-- START OF EXERCISE MATERIALS --

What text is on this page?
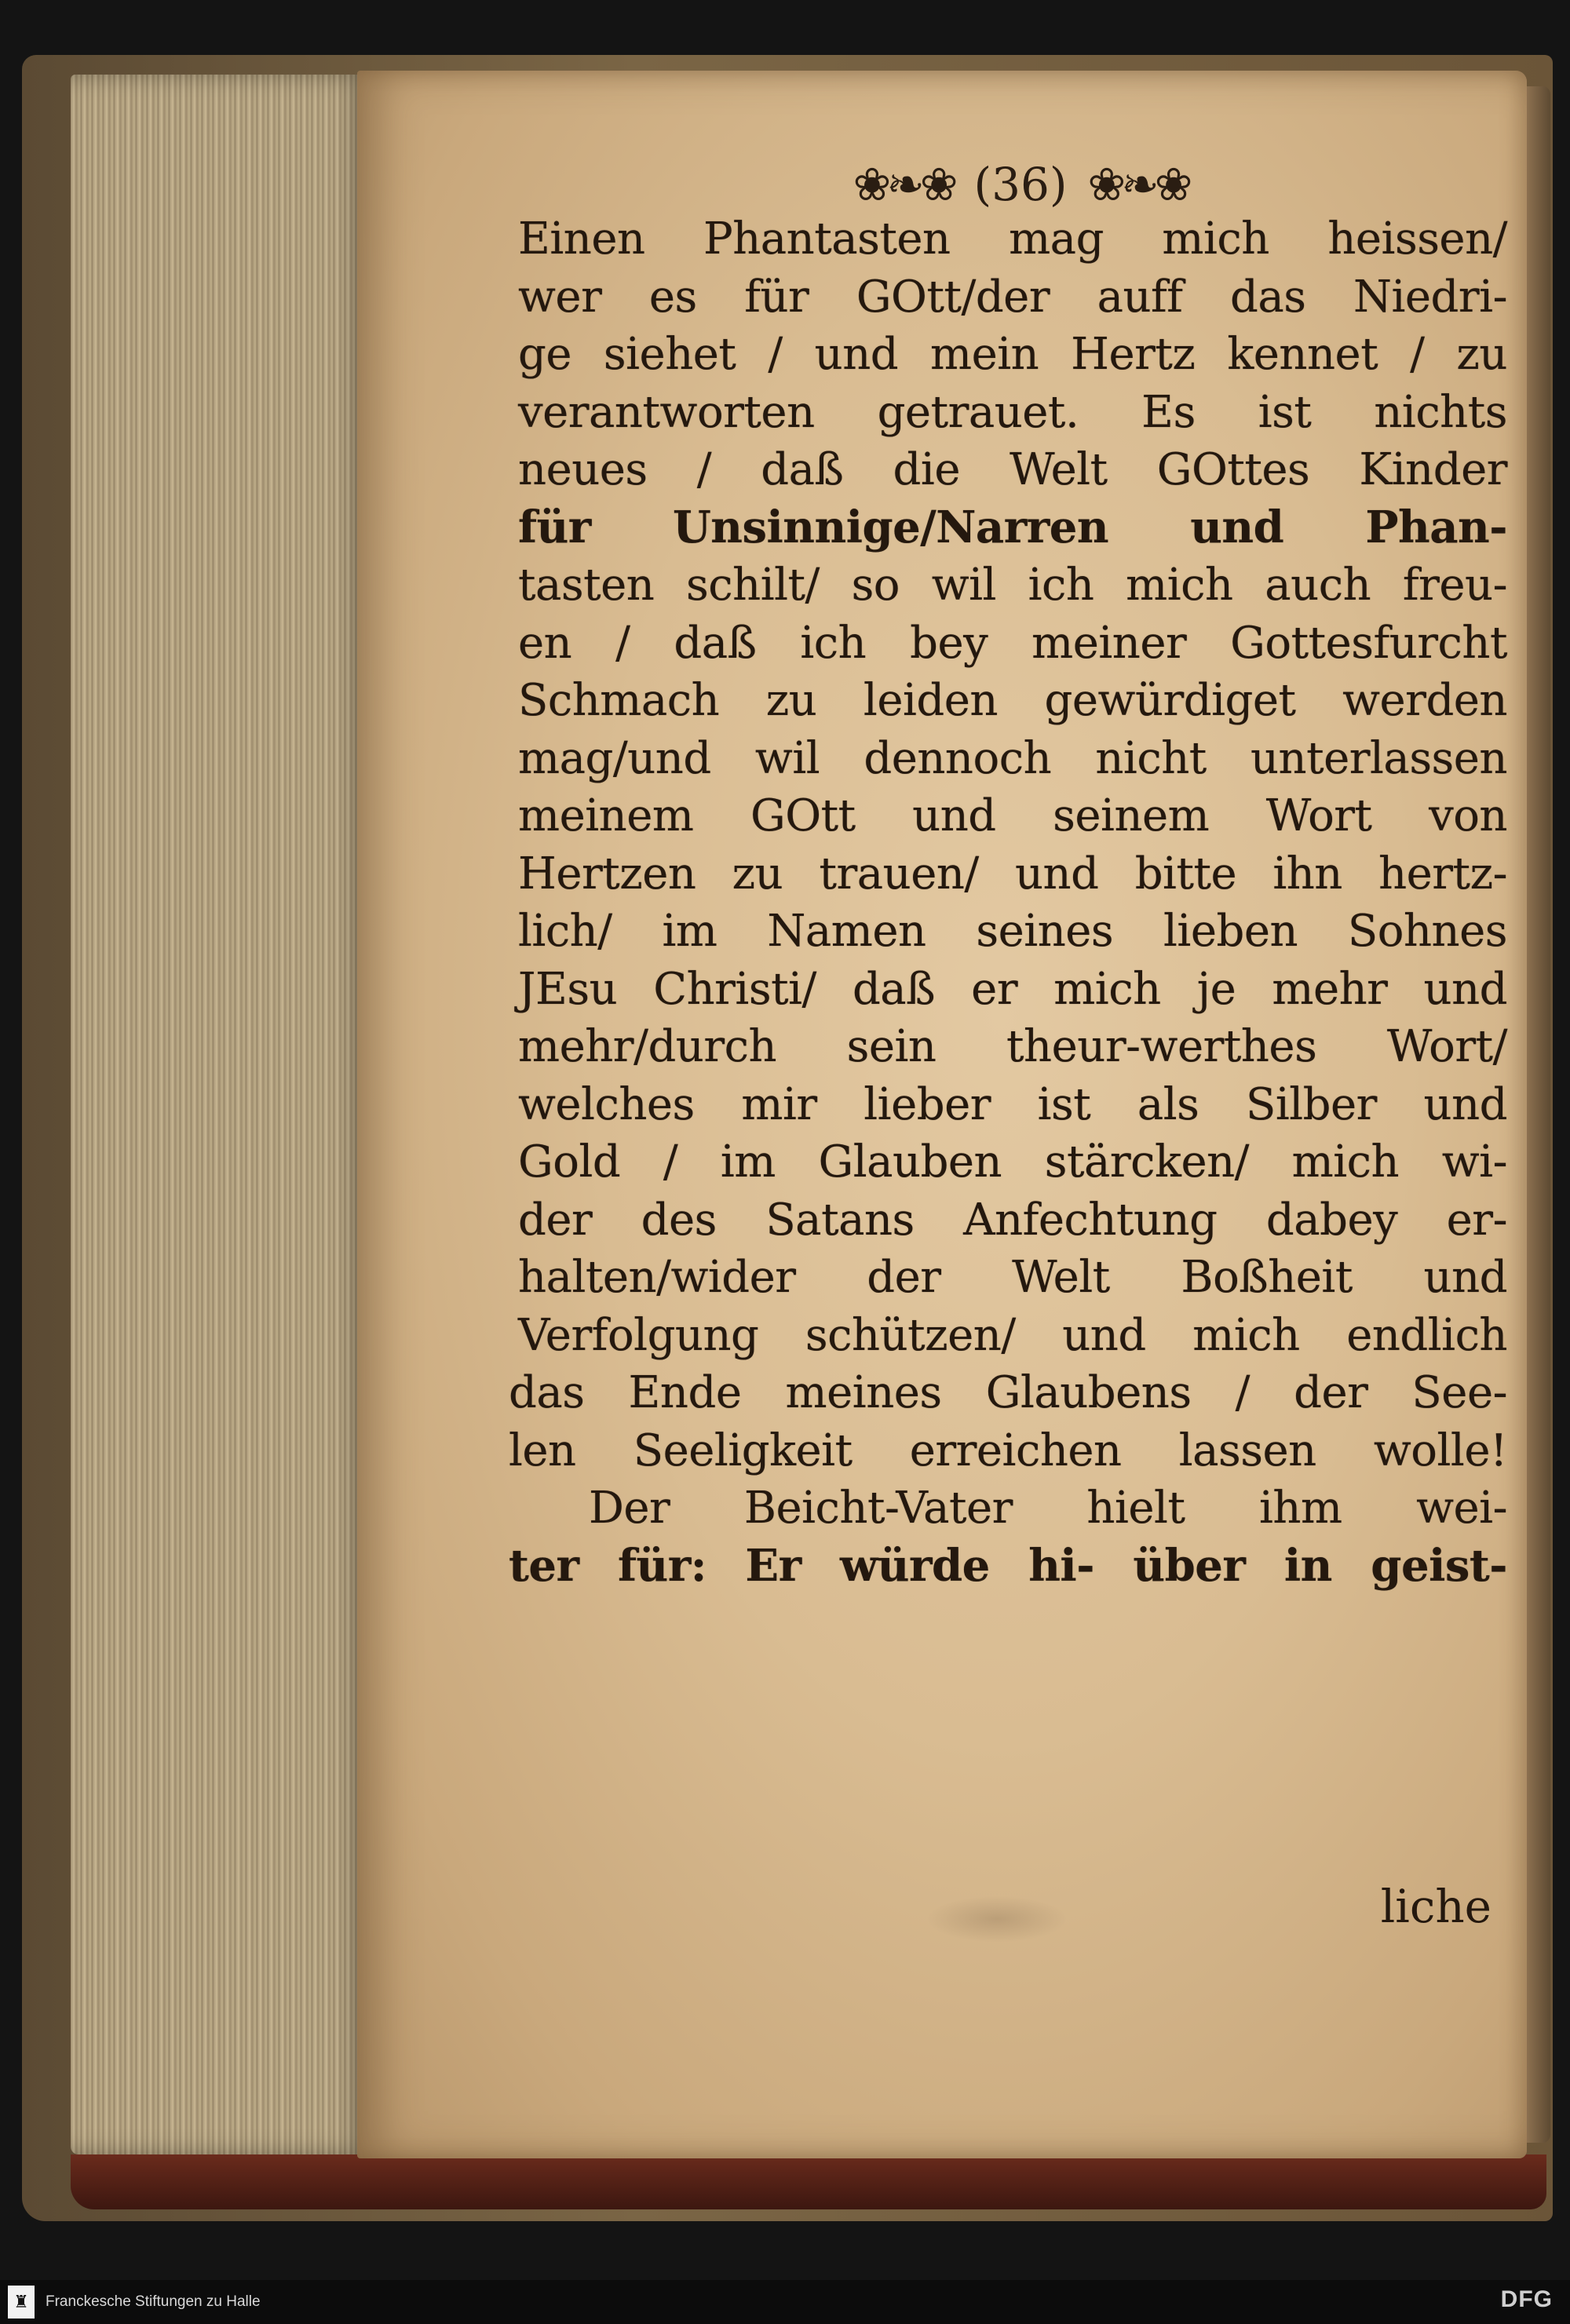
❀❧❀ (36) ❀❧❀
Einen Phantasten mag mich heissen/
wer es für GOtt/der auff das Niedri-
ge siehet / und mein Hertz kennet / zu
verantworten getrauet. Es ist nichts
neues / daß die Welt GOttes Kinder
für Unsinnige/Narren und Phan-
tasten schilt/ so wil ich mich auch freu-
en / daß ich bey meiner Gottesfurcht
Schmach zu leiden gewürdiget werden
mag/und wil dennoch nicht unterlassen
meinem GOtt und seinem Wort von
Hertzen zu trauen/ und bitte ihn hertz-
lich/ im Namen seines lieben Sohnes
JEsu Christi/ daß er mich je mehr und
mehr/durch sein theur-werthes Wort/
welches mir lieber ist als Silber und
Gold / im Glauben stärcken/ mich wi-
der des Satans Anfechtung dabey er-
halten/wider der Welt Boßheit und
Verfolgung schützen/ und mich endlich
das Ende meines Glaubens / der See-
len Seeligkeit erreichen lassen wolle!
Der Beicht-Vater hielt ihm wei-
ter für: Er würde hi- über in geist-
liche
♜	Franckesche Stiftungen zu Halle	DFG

-- END OF EXERCISE MATERIALS --

Copy the entries exactly. Leave out the images.

- [OUTPUT OF THE EXERCISE]
What text is on this page?
❀❧❀ (36) ❀❧❀
Einen Phantasten mag mich heissen/
wer es für GOtt/der auff das Niedri-
ge siehet / und mein Hertz kennet / zu
verantworten getrauet. Es ist nichts
neues / daß die Welt GOttes Kinder
für Unsinnige/Narren und Phan-
tasten schilt/ so wil ich mich auch freu-
en / daß ich bey meiner Gottesfurcht
Schmach zu leiden gewürdiget werden
mag/und wil dennoch nicht unterlassen
meinem GOtt und seinem Wort von
Hertzen zu trauen/ und bitte ihn hertz-
lich/ im Namen seines lieben Sohnes
JEsu Christi/ daß er mich je mehr und
mehr/durch sein theur-werthes Wort/
welches mir lieber ist als Silber und
Gold / im Glauben stärcken/ mich wi-
der des Satans Anfechtung dabey er-
halten/wider der Welt Boßheit und
Verfolgung schützen/ und mich endlich
das Ende meines Glaubens / der See-
len Seeligkeit erreichen lassen wolle!
Der Beicht-Vater hielt ihm wei-
ter für: Er würde hi- über in geist-
liche
♜	Franckesche Stiftungen zu Halle	DFG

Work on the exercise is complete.